### INPUT ROWS:
====
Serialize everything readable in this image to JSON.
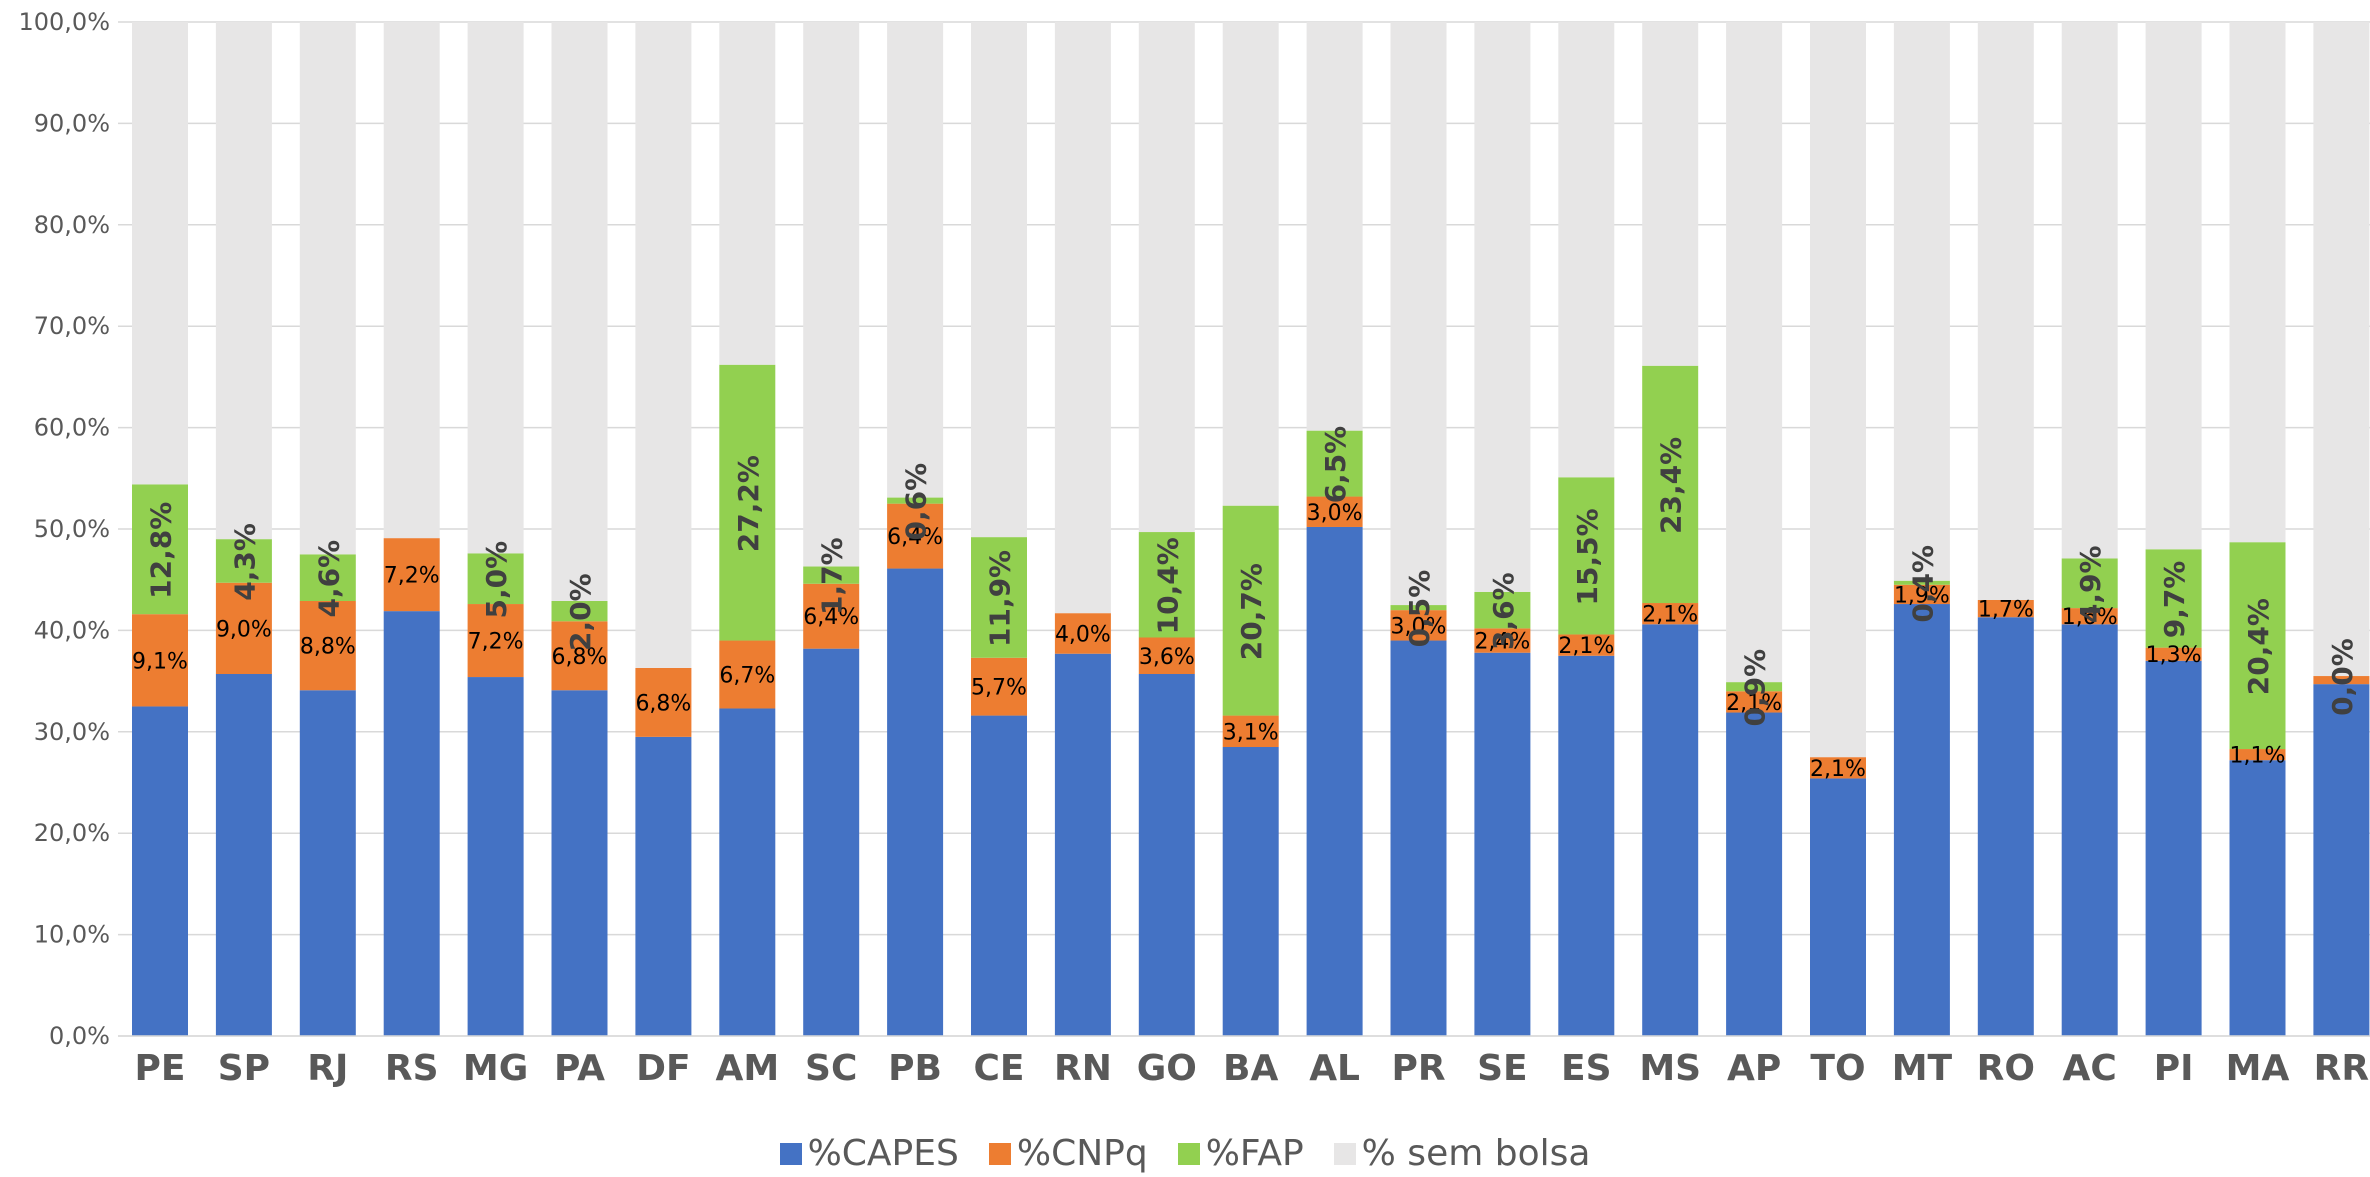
{
  "chart_data": {
    "type": "bar",
    "stacked": true,
    "percent_stacked": true,
    "categories": [
      "PE",
      "SP",
      "RJ",
      "RS",
      "MG",
      "PA",
      "DF",
      "AM",
      "SC",
      "PB",
      "CE",
      "RN",
      "GO",
      "BA",
      "AL",
      "PR",
      "SE",
      "ES",
      "MS",
      "AP",
      "TO",
      "MT",
      "RO",
      "AC",
      "PI",
      "MA",
      "RR"
    ],
    "ylim": [
      0,
      100
    ],
    "yticks": [
      "0,0%",
      "10,0%",
      "20,0%",
      "30,0%",
      "40,0%",
      "50,0%",
      "60,0%",
      "70,0%",
      "80,0%",
      "90,0%",
      "100,0%"
    ],
    "grid": true,
    "legend_position": "bottom",
    "series": [
      {
        "name": "%CAPES",
        "color": "#4472C4",
        "values": [
          32.5,
          35.7,
          34.1,
          41.9,
          35.4,
          34.1,
          29.5,
          32.3,
          38.2,
          46.1,
          31.6,
          37.7,
          35.7,
          28.5,
          50.2,
          39.0,
          37.8,
          37.5,
          40.6,
          31.9,
          25.4,
          42.6,
          41.3,
          40.6,
          37.0,
          27.2,
          34.7
        ],
        "labels": [
          "",
          "",
          "",
          "",
          "",
          "",
          "",
          "",
          "",
          "",
          "",
          "",
          "",
          "",
          "",
          "",
          "",
          "",
          "",
          "",
          "",
          "",
          "",
          "",
          "",
          "",
          ""
        ]
      },
      {
        "name": "%CNPq",
        "color": "#ED7D31",
        "values": [
          9.1,
          9.0,
          8.8,
          7.2,
          7.2,
          6.8,
          6.8,
          6.7,
          6.4,
          6.4,
          5.7,
          4.0,
          3.6,
          3.1,
          3.0,
          3.0,
          2.4,
          2.1,
          2.1,
          2.1,
          2.1,
          1.9,
          1.7,
          1.6,
          1.3,
          1.1,
          0.8
        ],
        "labels": [
          "9,1%",
          "9,0%",
          "8,8%",
          "7,2%",
          "7,2%",
          "6,8%",
          "6,8%",
          "6,7%",
          "6,4%",
          "6,4%",
          "5,7%",
          "4,0%",
          "3,6%",
          "3,1%",
          "3,0%",
          "3,0%",
          "2,4%",
          "2,1%",
          "2,1%",
          "2,1%",
          "2,1%",
          "1,9%",
          "1,7%",
          "1,6%",
          "1,3%",
          "1,1%",
          ""
        ]
      },
      {
        "name": "%FAP",
        "color": "#92D050",
        "values": [
          12.8,
          4.3,
          4.6,
          0,
          5.0,
          2.0,
          0,
          27.2,
          1.7,
          0.6,
          11.9,
          0,
          10.4,
          20.7,
          6.5,
          0.5,
          3.6,
          15.5,
          23.4,
          0.9,
          0,
          0.4,
          0,
          4.9,
          9.7,
          20.4,
          0.0
        ],
        "labels": [
          "12,8%",
          "4,3%",
          "4,6%",
          "",
          "5,0%",
          "2,0%",
          "",
          "27,2%",
          "1,7%",
          "0,6%",
          "11,9%",
          "",
          "10,4%",
          "20,7%",
          "6,5%",
          "0,5%",
          "3,6%",
          "15,5%",
          "23,4%",
          "0,9%",
          "",
          "0,4%",
          "",
          "4,9%",
          "9,7%",
          "20,4%",
          "0,0%"
        ]
      },
      {
        "name": "% sem bolsa",
        "color": "#E7E6E6",
        "values": [
          45.6,
          51.0,
          52.5,
          50.9,
          52.4,
          57.1,
          63.7,
          33.8,
          53.7,
          46.9,
          50.8,
          58.3,
          50.3,
          47.7,
          40.3,
          57.5,
          56.2,
          44.9,
          33.9,
          65.1,
          72.5,
          55.1,
          57.0,
          52.9,
          52.0,
          51.3,
          64.5
        ],
        "labels": [
          "",
          "",
          "",
          "",
          "",
          "",
          "",
          "",
          "",
          "",
          "",
          "",
          "",
          "",
          "",
          "",
          "",
          "",
          "",
          "",
          "",
          "",
          "",
          "",
          "",
          "",
          ""
        ]
      }
    ]
  }
}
====
### TASK DESCRIPTION:
Figure out how many lines of the data above include "true", then give the number and nothing more.

### SOLUTION FOR THIS PROBLEM:
3